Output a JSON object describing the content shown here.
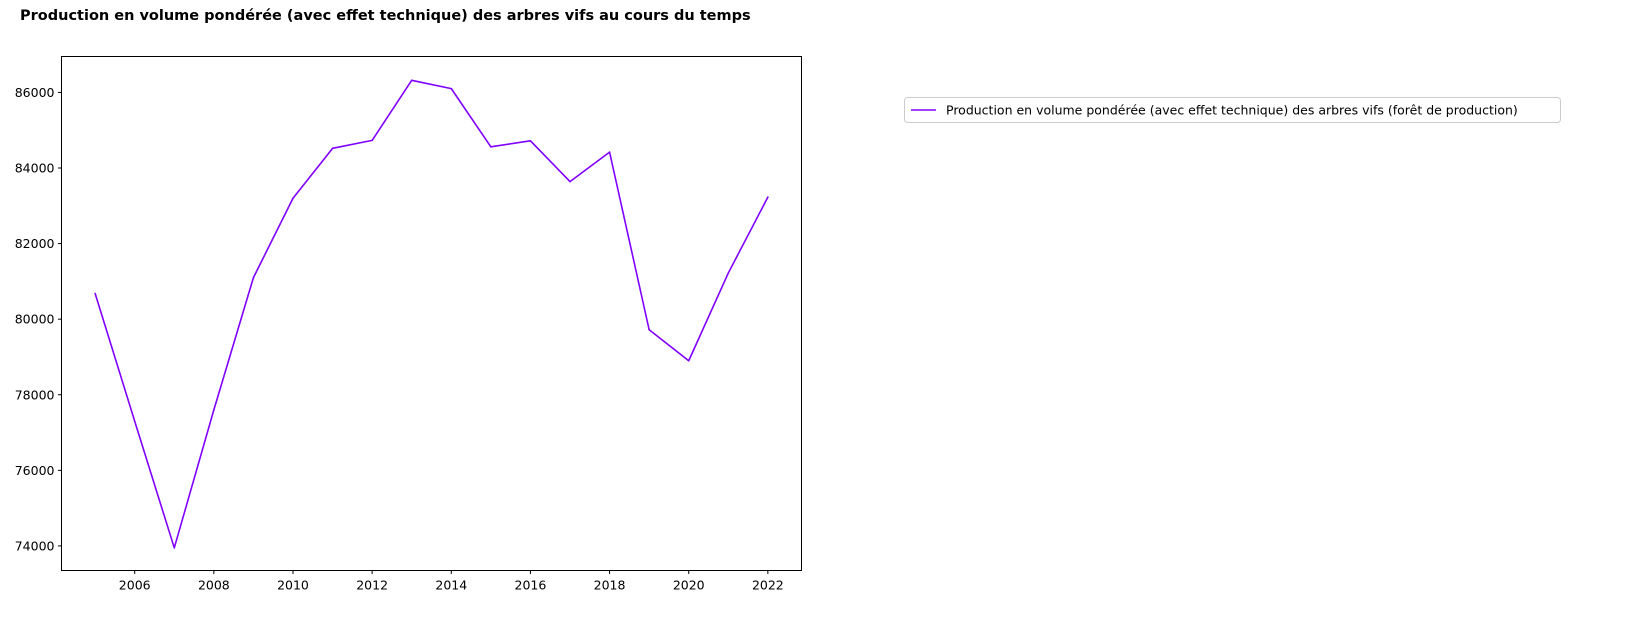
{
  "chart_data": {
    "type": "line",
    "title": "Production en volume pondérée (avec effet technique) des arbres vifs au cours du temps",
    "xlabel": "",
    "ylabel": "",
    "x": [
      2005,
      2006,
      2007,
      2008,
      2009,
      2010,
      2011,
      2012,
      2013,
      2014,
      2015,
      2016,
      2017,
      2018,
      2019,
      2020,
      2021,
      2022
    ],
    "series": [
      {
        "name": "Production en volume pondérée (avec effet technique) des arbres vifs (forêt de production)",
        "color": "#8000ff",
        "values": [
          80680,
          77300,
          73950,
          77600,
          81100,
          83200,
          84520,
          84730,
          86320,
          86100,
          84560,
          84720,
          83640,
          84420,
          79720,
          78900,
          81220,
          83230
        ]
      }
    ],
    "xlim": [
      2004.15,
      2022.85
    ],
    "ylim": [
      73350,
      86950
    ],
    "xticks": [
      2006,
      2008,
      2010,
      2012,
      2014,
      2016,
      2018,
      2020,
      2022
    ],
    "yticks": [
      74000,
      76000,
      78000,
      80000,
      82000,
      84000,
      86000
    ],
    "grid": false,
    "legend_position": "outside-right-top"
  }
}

──────

- _Exercise task_:
Tell how many lines in the material above include the word "effet", giving the number only.

- _Correct output_:
2